THE TASK >>
Convert the data below into a Markdown table with two columns, Row and Line, numbering each non-blank line in order and omitting any blank lines.

GIVEN RECORDS >>
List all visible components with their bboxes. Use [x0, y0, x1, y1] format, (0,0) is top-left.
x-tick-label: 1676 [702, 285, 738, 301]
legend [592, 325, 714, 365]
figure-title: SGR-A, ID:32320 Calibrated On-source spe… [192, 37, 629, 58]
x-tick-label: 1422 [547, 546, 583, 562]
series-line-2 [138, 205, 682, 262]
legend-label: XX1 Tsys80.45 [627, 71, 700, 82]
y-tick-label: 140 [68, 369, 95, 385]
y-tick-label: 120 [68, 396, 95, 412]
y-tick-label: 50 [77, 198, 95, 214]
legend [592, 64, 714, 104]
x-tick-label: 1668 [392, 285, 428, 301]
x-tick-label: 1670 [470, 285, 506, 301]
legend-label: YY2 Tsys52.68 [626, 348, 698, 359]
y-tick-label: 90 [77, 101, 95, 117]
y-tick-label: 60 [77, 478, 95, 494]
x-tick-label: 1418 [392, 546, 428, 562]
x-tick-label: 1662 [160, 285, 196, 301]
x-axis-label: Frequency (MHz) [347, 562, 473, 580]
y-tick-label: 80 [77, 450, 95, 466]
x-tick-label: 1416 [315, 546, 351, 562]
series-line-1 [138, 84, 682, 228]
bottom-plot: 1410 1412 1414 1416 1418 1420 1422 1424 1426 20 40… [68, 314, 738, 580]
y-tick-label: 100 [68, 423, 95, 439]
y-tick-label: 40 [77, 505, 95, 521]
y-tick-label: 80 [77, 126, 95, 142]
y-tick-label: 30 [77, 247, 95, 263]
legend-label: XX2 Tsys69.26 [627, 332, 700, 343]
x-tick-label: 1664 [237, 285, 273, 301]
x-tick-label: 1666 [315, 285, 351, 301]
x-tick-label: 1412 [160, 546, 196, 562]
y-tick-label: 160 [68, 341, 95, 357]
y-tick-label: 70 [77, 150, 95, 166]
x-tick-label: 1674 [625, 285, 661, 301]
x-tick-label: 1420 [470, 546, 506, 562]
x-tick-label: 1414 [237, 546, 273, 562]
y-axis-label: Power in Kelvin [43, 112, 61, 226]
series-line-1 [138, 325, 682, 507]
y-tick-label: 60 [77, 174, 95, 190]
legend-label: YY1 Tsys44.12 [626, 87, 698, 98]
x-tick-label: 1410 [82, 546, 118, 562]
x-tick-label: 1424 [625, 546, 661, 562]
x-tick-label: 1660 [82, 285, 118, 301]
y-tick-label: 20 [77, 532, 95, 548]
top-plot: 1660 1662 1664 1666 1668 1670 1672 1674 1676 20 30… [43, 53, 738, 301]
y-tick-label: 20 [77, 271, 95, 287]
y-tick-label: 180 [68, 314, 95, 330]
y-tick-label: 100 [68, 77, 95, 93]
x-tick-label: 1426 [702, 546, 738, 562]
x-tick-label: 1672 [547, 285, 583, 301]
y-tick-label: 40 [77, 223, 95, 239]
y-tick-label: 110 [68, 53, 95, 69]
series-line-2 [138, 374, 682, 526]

WRITTEN RESPONSE >>
| Row | Line |
|---|---|
| 1 | List all visible components with their bboxes. Use [x0, y0, x1, y1] format, (0,0) is top-left. |
| 2 | x-tick-label: 1676 [702, 285, 738, 301] |
| 3 | legend [592, 325, 714, 365] |
| 4 | figure-title: SGR-A, ID:32320 Calibrated On-source spe… [192, 37, 629, 58] |
| 5 | x-tick-label: 1422 [547, 546, 583, 562] |
| 6 | series-line-2 [138, 205, 682, 262] |
| 7 | legend-label: XX1 Tsys80.45 [627, 71, 700, 82] |
| 8 | y-tick-label: 140 [68, 369, 95, 385] |
| 9 | y-tick-label: 120 [68, 396, 95, 412] |
| 10 | y-tick-label: 50 [77, 198, 95, 214] |
| 11 | legend [592, 64, 714, 104] |
| 12 | x-tick-label: 1668 [392, 285, 428, 301] |
| 13 | x-tick-label: 1670 [470, 285, 506, 301] |
| 14 | legend-label: YY2 Tsys52.68 [626, 348, 698, 359] |
| 15 | y-tick-label: 90 [77, 101, 95, 117] |
| 16 | y-tick-label: 60 [77, 478, 95, 494] |
| 17 | x-tick-label: 1418 [392, 546, 428, 562] |
| 18 | x-tick-label: 1662 [160, 285, 196, 301] |
| 19 | x-axis-label: Frequency (MHz) [347, 562, 473, 580] |
| 20 | y-tick-label: 80 [77, 450, 95, 466] |
| 21 | x-tick-label: 1416 [315, 546, 351, 562] |
| 22 | series-line-1 [138, 84, 682, 228] |
| 23 | bottom-plot: 1410 1412 1414 1416 1418 1420 1422 1424 1426 20 40… [68, 314, 738, 580] |
| 24 | y-tick-label: 100 [68, 423, 95, 439] |
| 25 | y-tick-label: 40 [77, 505, 95, 521] |
| 26 | y-tick-label: 80 [77, 126, 95, 142] |
| 27 | y-tick-label: 30 [77, 247, 95, 263] |
| 28 | legend-label: XX2 Tsys69.26 [627, 332, 700, 343] |
| 29 | x-tick-label: 1664 [237, 285, 273, 301] |
| 30 | x-tick-label: 1666 [315, 285, 351, 301] |
| 31 | x-tick-label: 1412 [160, 546, 196, 562] |
| 32 | y-tick-label: 160 [68, 341, 95, 357] |
| 33 | y-tick-label: 70 [77, 150, 95, 166] |
| 34 | x-tick-label: 1674 [625, 285, 661, 301] |
| 35 | x-tick-label: 1420 [470, 546, 506, 562] |
| 36 | x-tick-label: 1414 [237, 546, 273, 562] |
| 37 | y-axis-label: Power in Kelvin [43, 112, 61, 226] |
| 38 | series-line-1 [138, 325, 682, 507] |
| 39 | y-tick-label: 60 [77, 174, 95, 190] |
| 40 | legend-label: YY1 Tsys44.12 [626, 87, 698, 98] |
| 41 | x-tick-label: 1410 [82, 546, 118, 562] |
| 42 | x-tick-label: 1424 [625, 546, 661, 562] |
| 43 | x-tick-label: 1660 [82, 285, 118, 301] |
| 44 | y-tick-label: 20 [77, 532, 95, 548] |
| 45 | top-plot: 1660 1662 1664 1666 1668 1670 1672 1674 1676 20 30… [43, 53, 738, 301] |
| 46 | y-tick-label: 20 [77, 271, 95, 287] |
| 47 | y-tick-label: 180 [68, 314, 95, 330] |
| 48 | y-tick-label: 100 [68, 77, 95, 93] |
| 49 | x-tick-label: 1426 [702, 546, 738, 562] |
| 50 | x-tick-label: 1672 [547, 285, 583, 301] |
| 51 | y-tick-label: 40 [77, 223, 95, 239] |
| 52 | y-tick-label: 110 [68, 53, 95, 69] |
| 53 | series-line-2 [138, 374, 682, 526] |